Exercise objective:
Your task is to restate the data word for word.

Dataset entries:
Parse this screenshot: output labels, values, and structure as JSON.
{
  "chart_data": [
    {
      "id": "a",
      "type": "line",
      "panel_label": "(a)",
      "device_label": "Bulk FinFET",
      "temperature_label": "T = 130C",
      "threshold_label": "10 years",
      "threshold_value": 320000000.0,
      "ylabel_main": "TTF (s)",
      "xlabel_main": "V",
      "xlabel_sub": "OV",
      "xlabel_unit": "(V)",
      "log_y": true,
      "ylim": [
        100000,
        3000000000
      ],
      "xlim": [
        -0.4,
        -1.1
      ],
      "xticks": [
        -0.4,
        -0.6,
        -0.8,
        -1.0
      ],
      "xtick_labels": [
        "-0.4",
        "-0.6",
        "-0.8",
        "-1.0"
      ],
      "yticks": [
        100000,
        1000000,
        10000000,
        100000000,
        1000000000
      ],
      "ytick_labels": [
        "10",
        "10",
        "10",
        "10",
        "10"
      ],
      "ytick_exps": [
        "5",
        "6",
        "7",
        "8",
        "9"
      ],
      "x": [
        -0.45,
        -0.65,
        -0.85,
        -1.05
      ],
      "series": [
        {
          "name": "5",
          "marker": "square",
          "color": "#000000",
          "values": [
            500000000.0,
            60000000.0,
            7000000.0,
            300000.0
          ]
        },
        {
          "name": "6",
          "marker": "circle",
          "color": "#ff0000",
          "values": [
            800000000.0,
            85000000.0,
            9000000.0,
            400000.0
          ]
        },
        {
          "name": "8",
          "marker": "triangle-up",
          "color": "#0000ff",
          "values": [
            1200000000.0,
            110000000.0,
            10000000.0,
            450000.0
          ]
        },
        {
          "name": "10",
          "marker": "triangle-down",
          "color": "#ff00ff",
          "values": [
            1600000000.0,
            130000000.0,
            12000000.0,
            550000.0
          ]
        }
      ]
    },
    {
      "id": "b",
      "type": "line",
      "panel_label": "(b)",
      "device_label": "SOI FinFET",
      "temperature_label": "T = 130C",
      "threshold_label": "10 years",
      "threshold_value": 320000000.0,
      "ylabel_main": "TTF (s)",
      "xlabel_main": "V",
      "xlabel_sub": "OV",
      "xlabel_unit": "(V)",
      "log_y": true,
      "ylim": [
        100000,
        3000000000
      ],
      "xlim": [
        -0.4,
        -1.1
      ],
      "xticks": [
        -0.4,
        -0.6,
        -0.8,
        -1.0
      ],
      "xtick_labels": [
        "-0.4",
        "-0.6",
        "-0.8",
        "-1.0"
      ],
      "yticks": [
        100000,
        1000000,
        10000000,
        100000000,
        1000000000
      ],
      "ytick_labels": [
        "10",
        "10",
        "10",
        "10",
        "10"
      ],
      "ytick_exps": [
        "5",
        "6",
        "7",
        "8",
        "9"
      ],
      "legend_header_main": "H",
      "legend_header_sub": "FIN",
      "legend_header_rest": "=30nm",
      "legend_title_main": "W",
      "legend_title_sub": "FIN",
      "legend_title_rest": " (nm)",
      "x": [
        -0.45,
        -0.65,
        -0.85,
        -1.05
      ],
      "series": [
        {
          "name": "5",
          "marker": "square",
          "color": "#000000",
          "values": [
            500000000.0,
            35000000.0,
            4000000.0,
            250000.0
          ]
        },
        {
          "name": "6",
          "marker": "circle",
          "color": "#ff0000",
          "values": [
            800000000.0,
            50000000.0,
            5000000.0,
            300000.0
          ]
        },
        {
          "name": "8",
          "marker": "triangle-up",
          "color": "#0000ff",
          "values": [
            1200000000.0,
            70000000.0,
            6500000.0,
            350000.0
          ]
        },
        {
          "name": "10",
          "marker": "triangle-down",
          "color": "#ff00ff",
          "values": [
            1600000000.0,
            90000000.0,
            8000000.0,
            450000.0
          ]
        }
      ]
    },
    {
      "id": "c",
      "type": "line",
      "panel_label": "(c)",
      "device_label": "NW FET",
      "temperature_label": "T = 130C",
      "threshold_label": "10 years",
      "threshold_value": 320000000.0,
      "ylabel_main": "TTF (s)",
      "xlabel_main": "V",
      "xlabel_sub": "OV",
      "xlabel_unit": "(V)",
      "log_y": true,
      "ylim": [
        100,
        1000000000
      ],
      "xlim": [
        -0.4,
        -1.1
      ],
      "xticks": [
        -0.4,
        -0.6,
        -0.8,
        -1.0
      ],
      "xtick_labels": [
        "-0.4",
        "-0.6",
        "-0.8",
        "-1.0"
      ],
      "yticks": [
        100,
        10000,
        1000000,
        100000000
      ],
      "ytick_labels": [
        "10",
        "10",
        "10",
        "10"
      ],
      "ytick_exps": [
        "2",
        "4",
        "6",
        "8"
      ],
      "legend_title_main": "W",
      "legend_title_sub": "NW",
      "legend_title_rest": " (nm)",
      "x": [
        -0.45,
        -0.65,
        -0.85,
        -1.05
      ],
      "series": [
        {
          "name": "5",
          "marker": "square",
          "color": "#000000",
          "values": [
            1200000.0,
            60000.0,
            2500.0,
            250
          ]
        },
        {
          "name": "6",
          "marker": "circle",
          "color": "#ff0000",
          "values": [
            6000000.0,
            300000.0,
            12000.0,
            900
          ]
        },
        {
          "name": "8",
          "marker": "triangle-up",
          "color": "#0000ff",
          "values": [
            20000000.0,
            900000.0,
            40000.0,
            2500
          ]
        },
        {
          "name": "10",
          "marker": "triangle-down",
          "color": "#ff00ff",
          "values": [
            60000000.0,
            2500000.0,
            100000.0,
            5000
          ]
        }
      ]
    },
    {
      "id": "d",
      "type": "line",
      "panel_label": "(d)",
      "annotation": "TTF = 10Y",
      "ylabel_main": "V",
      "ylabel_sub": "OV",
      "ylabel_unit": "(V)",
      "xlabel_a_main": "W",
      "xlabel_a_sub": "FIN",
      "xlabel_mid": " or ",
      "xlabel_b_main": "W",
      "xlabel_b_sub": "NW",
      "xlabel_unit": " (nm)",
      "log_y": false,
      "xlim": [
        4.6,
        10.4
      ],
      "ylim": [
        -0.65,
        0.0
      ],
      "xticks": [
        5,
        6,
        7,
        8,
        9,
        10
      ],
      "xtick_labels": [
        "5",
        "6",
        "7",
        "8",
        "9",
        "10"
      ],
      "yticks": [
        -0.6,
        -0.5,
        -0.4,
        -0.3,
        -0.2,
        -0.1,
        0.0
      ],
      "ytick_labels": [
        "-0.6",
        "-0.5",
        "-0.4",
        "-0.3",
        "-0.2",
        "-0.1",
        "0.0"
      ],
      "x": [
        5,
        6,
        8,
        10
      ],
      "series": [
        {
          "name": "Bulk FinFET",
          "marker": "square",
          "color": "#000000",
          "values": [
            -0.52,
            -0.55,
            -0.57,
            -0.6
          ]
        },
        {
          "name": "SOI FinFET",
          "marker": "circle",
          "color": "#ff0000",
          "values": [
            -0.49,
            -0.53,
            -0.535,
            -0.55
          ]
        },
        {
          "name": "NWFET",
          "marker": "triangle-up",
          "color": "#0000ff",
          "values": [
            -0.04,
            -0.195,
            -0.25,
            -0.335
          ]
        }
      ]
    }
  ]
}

Answer to this problem:
Parse this screenshot: output labels, values, and structure as JSON.
{
  "chart_data": [
    {
      "id": "a",
      "type": "line",
      "panel_label": "(a)",
      "device_label": "Bulk FinFET",
      "temperature_label": "T = 130C",
      "threshold_label": "10 years",
      "threshold_value": 320000000.0,
      "ylabel_main": "TTF (s)",
      "xlabel_main": "V",
      "xlabel_sub": "OV",
      "xlabel_unit": "(V)",
      "log_y": true,
      "ylim": [
        100000,
        3000000000
      ],
      "xlim": [
        -0.4,
        -1.1
      ],
      "xticks": [
        -0.4,
        -0.6,
        -0.8,
        -1.0
      ],
      "xtick_labels": [
        "-0.4",
        "-0.6",
        "-0.8",
        "-1.0"
      ],
      "yticks": [
        100000,
        1000000,
        10000000,
        100000000,
        1000000000
      ],
      "ytick_labels": [
        "10",
        "10",
        "10",
        "10",
        "10"
      ],
      "ytick_exps": [
        "5",
        "6",
        "7",
        "8",
        "9"
      ],
      "x": [
        -0.45,
        -0.65,
        -0.85,
        -1.05
      ],
      "series": [
        {
          "name": "5",
          "marker": "square",
          "color": "#000000",
          "values": [
            500000000.0,
            60000000.0,
            7000000.0,
            300000.0
          ]
        },
        {
          "name": "6",
          "marker": "circle",
          "color": "#ff0000",
          "values": [
            800000000.0,
            85000000.0,
            9000000.0,
            400000.0
          ]
        },
        {
          "name": "8",
          "marker": "triangle-up",
          "color": "#0000ff",
          "values": [
            1200000000.0,
            110000000.0,
            10000000.0,
            450000.0
          ]
        },
        {
          "name": "10",
          "marker": "triangle-down",
          "color": "#ff00ff",
          "values": [
            1600000000.0,
            130000000.0,
            12000000.0,
            550000.0
          ]
        }
      ]
    },
    {
      "id": "b",
      "type": "line",
      "panel_label": "(b)",
      "device_label": "SOI FinFET",
      "temperature_label": "T = 130C",
      "threshold_label": "10 years",
      "threshold_value": 320000000.0,
      "ylabel_main": "TTF (s)",
      "xlabel_main": "V",
      "xlabel_sub": "OV",
      "xlabel_unit": "(V)",
      "log_y": true,
      "ylim": [
        100000,
        3000000000
      ],
      "xlim": [
        -0.4,
        -1.1
      ],
      "xticks": [
        -0.4,
        -0.6,
        -0.8,
        -1.0
      ],
      "xtick_labels": [
        "-0.4",
        "-0.6",
        "-0.8",
        "-1.0"
      ],
      "yticks": [
        100000,
        1000000,
        10000000,
        100000000,
        1000000000
      ],
      "ytick_labels": [
        "10",
        "10",
        "10",
        "10",
        "10"
      ],
      "ytick_exps": [
        "5",
        "6",
        "7",
        "8",
        "9"
      ],
      "legend_header_main": "H",
      "legend_header_sub": "FIN",
      "legend_header_rest": "=30nm",
      "legend_title_main": "W",
      "legend_title_sub": "FIN",
      "legend_title_rest": " (nm)",
      "x": [
        -0.45,
        -0.65,
        -0.85,
        -1.05
      ],
      "series": [
        {
          "name": "5",
          "marker": "square",
          "color": "#000000",
          "values": [
            500000000.0,
            35000000.0,
            4000000.0,
            250000.0
          ]
        },
        {
          "name": "6",
          "marker": "circle",
          "color": "#ff0000",
          "values": [
            800000000.0,
            50000000.0,
            5000000.0,
            300000.0
          ]
        },
        {
          "name": "8",
          "marker": "triangle-up",
          "color": "#0000ff",
          "values": [
            1200000000.0,
            70000000.0,
            6500000.0,
            350000.0
          ]
        },
        {
          "name": "10",
          "marker": "triangle-down",
          "color": "#ff00ff",
          "values": [
            1600000000.0,
            90000000.0,
            8000000.0,
            450000.0
          ]
        }
      ]
    },
    {
      "id": "c",
      "type": "line",
      "panel_label": "(c)",
      "device_label": "NW FET",
      "temperature_label": "T = 130C",
      "threshold_label": "10 years",
      "threshold_value": 320000000.0,
      "ylabel_main": "TTF (s)",
      "xlabel_main": "V",
      "xlabel_sub": "OV",
      "xlabel_unit": "(V)",
      "log_y": true,
      "ylim": [
        100,
        1000000000
      ],
      "xlim": [
        -0.4,
        -1.1
      ],
      "xticks": [
        -0.4,
        -0.6,
        -0.8,
        -1.0
      ],
      "xtick_labels": [
        "-0.4",
        "-0.6",
        "-0.8",
        "-1.0"
      ],
      "yticks": [
        100,
        10000,
        1000000,
        100000000
      ],
      "ytick_labels": [
        "10",
        "10",
        "10",
        "10"
      ],
      "ytick_exps": [
        "2",
        "4",
        "6",
        "8"
      ],
      "legend_title_main": "W",
      "legend_title_sub": "NW",
      "legend_title_rest": " (nm)",
      "x": [
        -0.45,
        -0.65,
        -0.85,
        -1.05
      ],
      "series": [
        {
          "name": "5",
          "marker": "square",
          "color": "#000000",
          "values": [
            1200000.0,
            60000.0,
            2500.0,
            250
          ]
        },
        {
          "name": "6",
          "marker": "circle",
          "color": "#ff0000",
          "values": [
            6000000.0,
            300000.0,
            12000.0,
            900
          ]
        },
        {
          "name": "8",
          "marker": "triangle-up",
          "color": "#0000ff",
          "values": [
            20000000.0,
            900000.0,
            40000.0,
            2500
          ]
        },
        {
          "name": "10",
          "marker": "triangle-down",
          "color": "#ff00ff",
          "values": [
            60000000.0,
            2500000.0,
            100000.0,
            5000
          ]
        }
      ]
    },
    {
      "id": "d",
      "type": "line",
      "panel_label": "(d)",
      "annotation": "TTF = 10Y",
      "ylabel_main": "V",
      "ylabel_sub": "OV",
      "ylabel_unit": "(V)",
      "xlabel_a_main": "W",
      "xlabel_a_sub": "FIN",
      "xlabel_mid": " or ",
      "xlabel_b_main": "W",
      "xlabel_b_sub": "NW",
      "xlabel_unit": " (nm)",
      "log_y": false,
      "xlim": [
        4.6,
        10.4
      ],
      "ylim": [
        -0.65,
        0.0
      ],
      "xticks": [
        5,
        6,
        7,
        8,
        9,
        10
      ],
      "xtick_labels": [
        "5",
        "6",
        "7",
        "8",
        "9",
        "10"
      ],
      "yticks": [
        -0.6,
        -0.5,
        -0.4,
        -0.3,
        -0.2,
        -0.1,
        0.0
      ],
      "ytick_labels": [
        "-0.6",
        "-0.5",
        "-0.4",
        "-0.3",
        "-0.2",
        "-0.1",
        "0.0"
      ],
      "x": [
        5,
        6,
        8,
        10
      ],
      "series": [
        {
          "name": "Bulk FinFET",
          "marker": "square",
          "color": "#000000",
          "values": [
            -0.52,
            -0.55,
            -0.57,
            -0.6
          ]
        },
        {
          "name": "SOI FinFET",
          "marker": "circle",
          "color": "#ff0000",
          "values": [
            -0.49,
            -0.53,
            -0.535,
            -0.55
          ]
        },
        {
          "name": "NWFET",
          "marker": "triangle-up",
          "color": "#0000ff",
          "values": [
            -0.04,
            -0.195,
            -0.25,
            -0.335
          ]
        }
      ]
    }
  ]
}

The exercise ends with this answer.